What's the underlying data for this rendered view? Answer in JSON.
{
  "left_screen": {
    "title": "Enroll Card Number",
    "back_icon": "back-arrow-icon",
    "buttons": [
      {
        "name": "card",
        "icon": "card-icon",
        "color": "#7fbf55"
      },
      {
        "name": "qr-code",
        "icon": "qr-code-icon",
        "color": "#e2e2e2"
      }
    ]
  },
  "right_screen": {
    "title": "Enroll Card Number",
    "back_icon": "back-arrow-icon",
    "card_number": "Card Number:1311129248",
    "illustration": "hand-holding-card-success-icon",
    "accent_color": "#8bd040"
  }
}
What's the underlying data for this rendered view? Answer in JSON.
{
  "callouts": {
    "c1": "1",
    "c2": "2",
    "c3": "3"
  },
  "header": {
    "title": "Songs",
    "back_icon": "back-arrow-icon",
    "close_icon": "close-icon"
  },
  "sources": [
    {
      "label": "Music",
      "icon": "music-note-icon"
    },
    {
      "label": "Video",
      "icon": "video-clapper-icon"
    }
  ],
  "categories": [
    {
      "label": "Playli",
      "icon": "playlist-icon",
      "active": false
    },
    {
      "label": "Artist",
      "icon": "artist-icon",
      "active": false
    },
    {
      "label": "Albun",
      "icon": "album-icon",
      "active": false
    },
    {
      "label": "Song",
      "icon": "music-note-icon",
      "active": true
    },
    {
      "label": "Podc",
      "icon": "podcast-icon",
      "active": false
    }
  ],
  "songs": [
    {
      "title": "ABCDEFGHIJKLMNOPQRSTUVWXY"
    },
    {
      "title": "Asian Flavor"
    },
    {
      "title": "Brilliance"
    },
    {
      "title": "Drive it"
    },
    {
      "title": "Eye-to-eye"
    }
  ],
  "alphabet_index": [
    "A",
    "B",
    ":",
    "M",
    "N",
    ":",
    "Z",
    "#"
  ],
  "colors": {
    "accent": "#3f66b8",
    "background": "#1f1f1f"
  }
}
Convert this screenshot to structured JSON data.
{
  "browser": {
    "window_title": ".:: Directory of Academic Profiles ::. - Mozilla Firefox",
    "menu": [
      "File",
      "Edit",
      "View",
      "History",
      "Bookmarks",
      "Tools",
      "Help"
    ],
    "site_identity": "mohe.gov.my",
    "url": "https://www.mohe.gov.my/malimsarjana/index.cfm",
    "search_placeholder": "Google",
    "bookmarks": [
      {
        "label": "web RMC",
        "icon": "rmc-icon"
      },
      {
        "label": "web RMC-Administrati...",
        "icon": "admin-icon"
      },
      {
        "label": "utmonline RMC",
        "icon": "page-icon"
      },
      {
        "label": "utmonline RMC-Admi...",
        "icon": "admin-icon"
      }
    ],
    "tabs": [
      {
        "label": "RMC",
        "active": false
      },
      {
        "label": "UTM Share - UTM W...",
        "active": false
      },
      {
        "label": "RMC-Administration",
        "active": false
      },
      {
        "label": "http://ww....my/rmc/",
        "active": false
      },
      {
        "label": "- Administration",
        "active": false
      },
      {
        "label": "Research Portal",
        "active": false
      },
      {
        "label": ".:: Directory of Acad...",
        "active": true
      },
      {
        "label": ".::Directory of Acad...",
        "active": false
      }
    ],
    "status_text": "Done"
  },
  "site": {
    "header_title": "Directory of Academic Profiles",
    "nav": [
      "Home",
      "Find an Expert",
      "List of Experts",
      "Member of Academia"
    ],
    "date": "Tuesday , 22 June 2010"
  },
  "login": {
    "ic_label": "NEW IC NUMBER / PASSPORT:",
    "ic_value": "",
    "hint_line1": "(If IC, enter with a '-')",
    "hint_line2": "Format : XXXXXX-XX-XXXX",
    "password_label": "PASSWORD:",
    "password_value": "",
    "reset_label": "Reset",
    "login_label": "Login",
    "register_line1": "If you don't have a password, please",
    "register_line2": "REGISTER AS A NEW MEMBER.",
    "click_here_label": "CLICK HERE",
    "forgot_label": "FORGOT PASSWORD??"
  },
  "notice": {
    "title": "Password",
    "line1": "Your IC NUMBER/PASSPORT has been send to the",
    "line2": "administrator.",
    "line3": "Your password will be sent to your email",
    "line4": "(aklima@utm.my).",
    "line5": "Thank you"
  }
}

#### Exercise directions:
Repeat the entries exactly, all of them.

#### Answer to the problem:
What's the underlying data for this rendered view? Answer in JSON.
{
  "left_screen": {
    "title": "Enroll Card Number",
    "back_icon": "back-arrow-icon",
    "buttons": [
      {
        "name": "card",
        "icon": "card-icon",
        "color": "#7fbf55"
      },
      {
        "name": "qr-code",
        "icon": "qr-code-icon",
        "color": "#e2e2e2"
      }
    ]
  },
  "right_screen": {
    "title": "Enroll Card Number",
    "back_icon": "back-arrow-icon",
    "card_number": "Card Number:1311129248",
    "illustration": "hand-holding-card-success-icon",
    "accent_color": "#8bd040"
  }
}
What's the underlying data for this rendered view? Answer in JSON.
{
  "callouts": {
    "c1": "1",
    "c2": "2",
    "c3": "3"
  },
  "header": {
    "title": "Songs",
    "back_icon": "back-arrow-icon",
    "close_icon": "close-icon"
  },
  "sources": [
    {
      "label": "Music",
      "icon": "music-note-icon"
    },
    {
      "label": "Video",
      "icon": "video-clapper-icon"
    }
  ],
  "categories": [
    {
      "label": "Playli",
      "icon": "playlist-icon",
      "active": false
    },
    {
      "label": "Artist",
      "icon": "artist-icon",
      "active": false
    },
    {
      "label": "Albun",
      "icon": "album-icon",
      "active": false
    },
    {
      "label": "Song",
      "icon": "music-note-icon",
      "active": true
    },
    {
      "label": "Podc",
      "icon": "podcast-icon",
      "active": false
    }
  ],
  "songs": [
    {
      "title": "ABCDEFGHIJKLMNOPQRSTUVWXY"
    },
    {
      "title": "Asian Flavor"
    },
    {
      "title": "Brilliance"
    },
    {
      "title": "Drive it"
    },
    {
      "title": "Eye-to-eye"
    }
  ],
  "alphabet_index": [
    "A",
    "B",
    ":",
    "M",
    "N",
    ":",
    "Z",
    "#"
  ],
  "colors": {
    "accent": "#3f66b8",
    "background": "#1f1f1f"
  }
}
Convert this screenshot to structured JSON data.
{
  "browser": {
    "window_title": ".:: Directory of Academic Profiles ::. - Mozilla Firefox",
    "menu": [
      "File",
      "Edit",
      "View",
      "History",
      "Bookmarks",
      "Tools",
      "Help"
    ],
    "site_identity": "mohe.gov.my",
    "url": "https://www.mohe.gov.my/malimsarjana/index.cfm",
    "search_placeholder": "Google",
    "bookmarks": [
      {
        "label": "web RMC",
        "icon": "rmc-icon"
      },
      {
        "label": "web RMC-Administrati...",
        "icon": "admin-icon"
      },
      {
        "label": "utmonline RMC",
        "icon": "page-icon"
      },
      {
        "label": "utmonline RMC-Admi...",
        "icon": "admin-icon"
      }
    ],
    "tabs": [
      {
        "label": "RMC",
        "active": false
      },
      {
        "label": "UTM Share - UTM W...",
        "active": false
      },
      {
        "label": "RMC-Administration",
        "active": false
      },
      {
        "label": "http://ww....my/rmc/",
        "active": false
      },
      {
        "label": "- Administration",
        "active": false
      },
      {
        "label": "Research Portal",
        "active": false
      },
      {
        "label": ".:: Directory of Acad...",
        "active": true
      },
      {
        "label": ".::Directory of Acad...",
        "active": false
      }
    ],
    "status_text": "Done"
  },
  "site": {
    "header_title": "Directory of Academic Profiles",
    "nav": [
      "Home",
      "Find an Expert",
      "List of Experts",
      "Member of Academia"
    ],
    "date": "Tuesday , 22 June 2010"
  },
  "login": {
    "ic_label": "NEW IC NUMBER / PASSPORT:",
    "ic_value": "",
    "hint_line1": "(If IC, enter with a '-')",
    "hint_line2": "Format : XXXXXX-XX-XXXX",
    "password_label": "PASSWORD:",
    "password_value": "",
    "reset_label": "Reset",
    "login_label": "Login",
    "register_line1": "If you don't have a password, please",
    "register_line2": "REGISTER AS A NEW MEMBER.",
    "click_here_label": "CLICK HERE",
    "forgot_label": "FORGOT PASSWORD??"
  },
  "notice": {
    "title": "Password",
    "line1": "Your IC NUMBER/PASSPORT has been send to the",
    "line2": "administrator.",
    "line3": "Your password will be sent to your email",
    "line4": "(aklima@utm.my).",
    "line5": "Thank you"
  }
}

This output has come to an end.